**AIM**
State the number of lines with the string "name" in them, and nothing else.

--- Begin ---

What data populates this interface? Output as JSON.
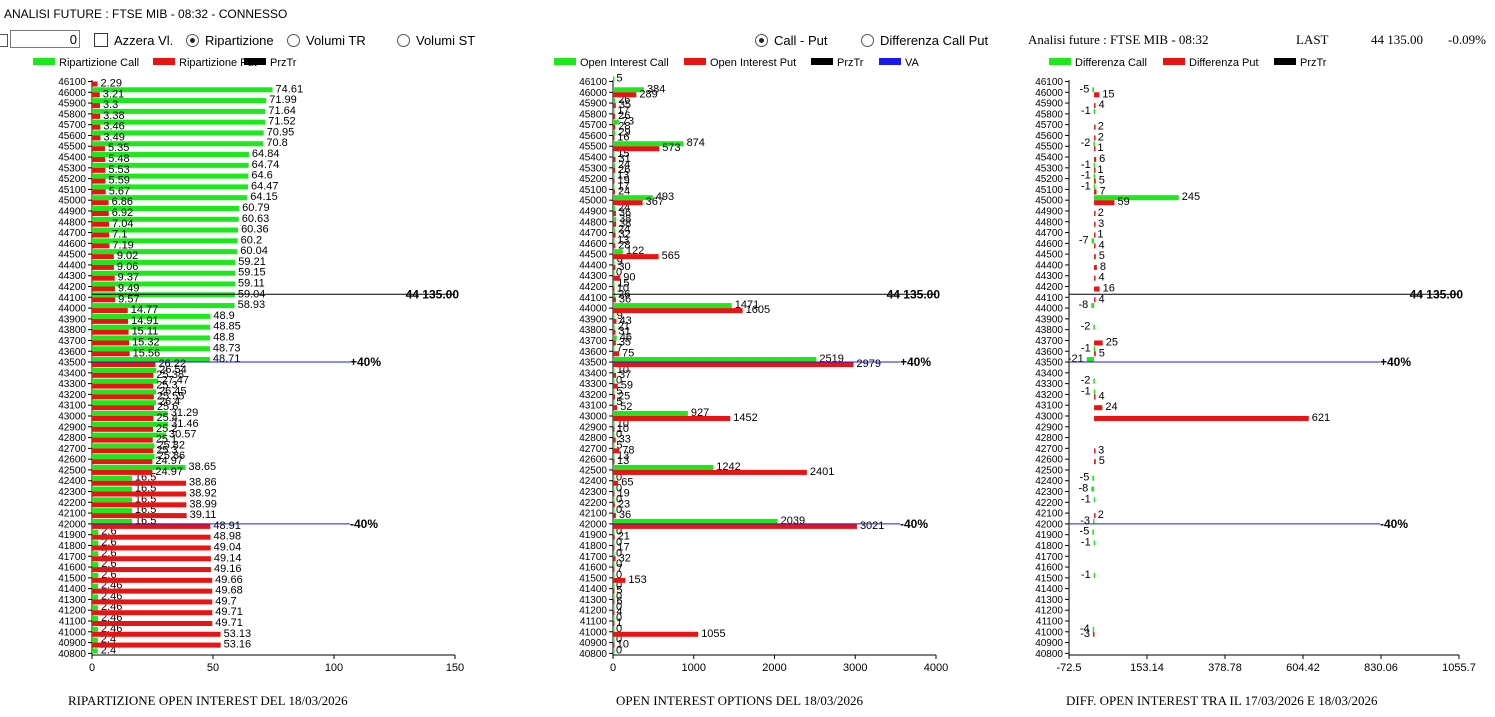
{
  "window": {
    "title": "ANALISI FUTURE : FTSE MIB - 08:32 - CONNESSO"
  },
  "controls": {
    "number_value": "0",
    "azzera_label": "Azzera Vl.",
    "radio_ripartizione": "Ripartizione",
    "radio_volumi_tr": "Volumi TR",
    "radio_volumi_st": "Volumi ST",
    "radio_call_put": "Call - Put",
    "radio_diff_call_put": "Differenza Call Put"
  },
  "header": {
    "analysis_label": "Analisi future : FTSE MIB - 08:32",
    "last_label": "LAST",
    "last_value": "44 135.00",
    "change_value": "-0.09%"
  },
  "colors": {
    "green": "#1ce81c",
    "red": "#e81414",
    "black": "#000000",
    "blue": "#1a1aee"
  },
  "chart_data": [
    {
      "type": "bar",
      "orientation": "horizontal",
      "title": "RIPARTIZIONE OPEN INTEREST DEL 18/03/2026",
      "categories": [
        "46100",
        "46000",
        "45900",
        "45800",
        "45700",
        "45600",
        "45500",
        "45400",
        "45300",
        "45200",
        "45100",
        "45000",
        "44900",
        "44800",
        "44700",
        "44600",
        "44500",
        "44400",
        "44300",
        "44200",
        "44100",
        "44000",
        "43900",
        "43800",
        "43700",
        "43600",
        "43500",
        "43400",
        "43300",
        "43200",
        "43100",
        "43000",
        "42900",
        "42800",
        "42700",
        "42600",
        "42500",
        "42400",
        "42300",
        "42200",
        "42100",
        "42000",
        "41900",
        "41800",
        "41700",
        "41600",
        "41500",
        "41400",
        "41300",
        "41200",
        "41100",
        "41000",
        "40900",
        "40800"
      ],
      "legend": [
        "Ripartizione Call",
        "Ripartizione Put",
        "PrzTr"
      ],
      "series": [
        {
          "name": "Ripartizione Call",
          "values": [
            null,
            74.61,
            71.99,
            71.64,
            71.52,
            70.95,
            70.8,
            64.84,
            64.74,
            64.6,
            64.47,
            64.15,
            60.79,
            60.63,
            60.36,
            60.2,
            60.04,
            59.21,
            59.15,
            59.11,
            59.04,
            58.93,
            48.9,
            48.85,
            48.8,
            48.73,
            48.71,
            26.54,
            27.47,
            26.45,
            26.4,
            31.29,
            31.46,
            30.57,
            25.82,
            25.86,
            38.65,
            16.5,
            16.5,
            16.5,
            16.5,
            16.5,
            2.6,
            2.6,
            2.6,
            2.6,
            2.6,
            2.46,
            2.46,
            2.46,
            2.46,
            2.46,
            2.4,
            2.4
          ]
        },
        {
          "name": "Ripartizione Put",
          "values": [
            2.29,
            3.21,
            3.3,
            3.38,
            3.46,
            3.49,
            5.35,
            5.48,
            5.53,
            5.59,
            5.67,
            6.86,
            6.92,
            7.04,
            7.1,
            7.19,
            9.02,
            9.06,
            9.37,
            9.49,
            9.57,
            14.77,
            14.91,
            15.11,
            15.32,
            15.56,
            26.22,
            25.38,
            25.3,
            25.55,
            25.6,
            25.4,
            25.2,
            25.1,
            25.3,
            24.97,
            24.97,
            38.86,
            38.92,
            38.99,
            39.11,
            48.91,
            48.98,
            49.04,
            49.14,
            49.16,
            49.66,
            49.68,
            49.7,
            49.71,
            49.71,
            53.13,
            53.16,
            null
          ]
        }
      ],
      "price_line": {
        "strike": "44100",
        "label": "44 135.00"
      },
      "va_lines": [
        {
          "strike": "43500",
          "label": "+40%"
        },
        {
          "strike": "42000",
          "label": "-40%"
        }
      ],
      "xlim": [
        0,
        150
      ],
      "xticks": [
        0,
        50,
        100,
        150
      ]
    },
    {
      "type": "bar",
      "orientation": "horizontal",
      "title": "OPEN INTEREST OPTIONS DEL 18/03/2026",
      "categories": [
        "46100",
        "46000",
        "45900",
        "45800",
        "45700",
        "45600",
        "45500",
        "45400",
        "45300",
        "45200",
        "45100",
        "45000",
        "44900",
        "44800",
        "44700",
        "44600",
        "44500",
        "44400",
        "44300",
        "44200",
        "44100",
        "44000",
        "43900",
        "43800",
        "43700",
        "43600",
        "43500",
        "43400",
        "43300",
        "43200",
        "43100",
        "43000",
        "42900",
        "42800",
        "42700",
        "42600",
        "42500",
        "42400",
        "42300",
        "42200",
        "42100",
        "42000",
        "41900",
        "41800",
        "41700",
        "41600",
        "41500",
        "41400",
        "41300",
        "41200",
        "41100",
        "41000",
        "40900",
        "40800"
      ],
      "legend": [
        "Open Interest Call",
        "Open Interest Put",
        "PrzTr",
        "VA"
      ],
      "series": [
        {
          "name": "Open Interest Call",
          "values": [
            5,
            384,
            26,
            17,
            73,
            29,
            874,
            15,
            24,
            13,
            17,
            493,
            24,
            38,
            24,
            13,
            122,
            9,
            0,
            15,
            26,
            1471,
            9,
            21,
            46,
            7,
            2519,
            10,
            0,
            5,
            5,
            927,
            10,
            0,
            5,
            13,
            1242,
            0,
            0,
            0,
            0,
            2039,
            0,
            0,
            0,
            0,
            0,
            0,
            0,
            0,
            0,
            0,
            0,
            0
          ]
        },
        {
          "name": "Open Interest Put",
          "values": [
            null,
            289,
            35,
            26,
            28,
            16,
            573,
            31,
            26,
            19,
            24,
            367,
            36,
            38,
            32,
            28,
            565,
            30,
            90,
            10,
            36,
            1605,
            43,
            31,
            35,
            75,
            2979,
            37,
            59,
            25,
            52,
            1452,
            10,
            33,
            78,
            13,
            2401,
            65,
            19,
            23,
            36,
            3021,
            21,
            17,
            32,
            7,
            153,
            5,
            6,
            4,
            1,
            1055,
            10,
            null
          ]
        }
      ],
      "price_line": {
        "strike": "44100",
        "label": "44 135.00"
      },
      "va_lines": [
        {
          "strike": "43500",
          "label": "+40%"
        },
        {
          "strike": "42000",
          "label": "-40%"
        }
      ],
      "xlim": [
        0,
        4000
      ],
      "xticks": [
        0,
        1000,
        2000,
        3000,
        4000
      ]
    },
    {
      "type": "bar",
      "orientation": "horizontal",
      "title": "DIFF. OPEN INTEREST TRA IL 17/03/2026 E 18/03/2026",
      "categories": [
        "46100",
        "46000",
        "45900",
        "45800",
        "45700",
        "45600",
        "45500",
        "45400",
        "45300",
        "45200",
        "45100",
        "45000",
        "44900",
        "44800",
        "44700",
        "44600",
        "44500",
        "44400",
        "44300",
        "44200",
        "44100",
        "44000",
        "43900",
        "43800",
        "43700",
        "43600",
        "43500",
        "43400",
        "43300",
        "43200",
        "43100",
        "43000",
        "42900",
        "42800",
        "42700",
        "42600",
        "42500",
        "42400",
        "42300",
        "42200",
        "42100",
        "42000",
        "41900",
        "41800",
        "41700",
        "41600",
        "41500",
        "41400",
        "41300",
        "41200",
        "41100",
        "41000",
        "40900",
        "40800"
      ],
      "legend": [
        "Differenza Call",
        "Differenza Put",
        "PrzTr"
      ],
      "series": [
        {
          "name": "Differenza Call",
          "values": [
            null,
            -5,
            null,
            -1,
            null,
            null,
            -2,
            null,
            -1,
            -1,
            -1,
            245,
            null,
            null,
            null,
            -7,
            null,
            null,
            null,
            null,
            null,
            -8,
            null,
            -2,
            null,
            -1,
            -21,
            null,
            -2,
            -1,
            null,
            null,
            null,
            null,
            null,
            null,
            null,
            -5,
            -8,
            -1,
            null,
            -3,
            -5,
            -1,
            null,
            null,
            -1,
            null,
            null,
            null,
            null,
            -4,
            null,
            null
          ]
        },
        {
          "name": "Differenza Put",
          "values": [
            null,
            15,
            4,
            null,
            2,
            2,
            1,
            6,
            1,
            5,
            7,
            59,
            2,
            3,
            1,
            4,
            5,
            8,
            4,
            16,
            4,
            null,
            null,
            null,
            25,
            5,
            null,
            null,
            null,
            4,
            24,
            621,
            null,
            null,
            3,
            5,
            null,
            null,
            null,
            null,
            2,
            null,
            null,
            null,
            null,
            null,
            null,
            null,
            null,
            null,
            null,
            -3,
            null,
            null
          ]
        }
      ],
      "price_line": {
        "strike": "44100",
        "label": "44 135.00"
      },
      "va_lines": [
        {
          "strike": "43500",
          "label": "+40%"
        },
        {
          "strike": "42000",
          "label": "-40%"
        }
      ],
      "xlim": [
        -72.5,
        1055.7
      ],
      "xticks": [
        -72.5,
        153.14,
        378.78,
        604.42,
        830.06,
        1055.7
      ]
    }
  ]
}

--- End ---

**RESULT FOR THIS EXERCISE**
6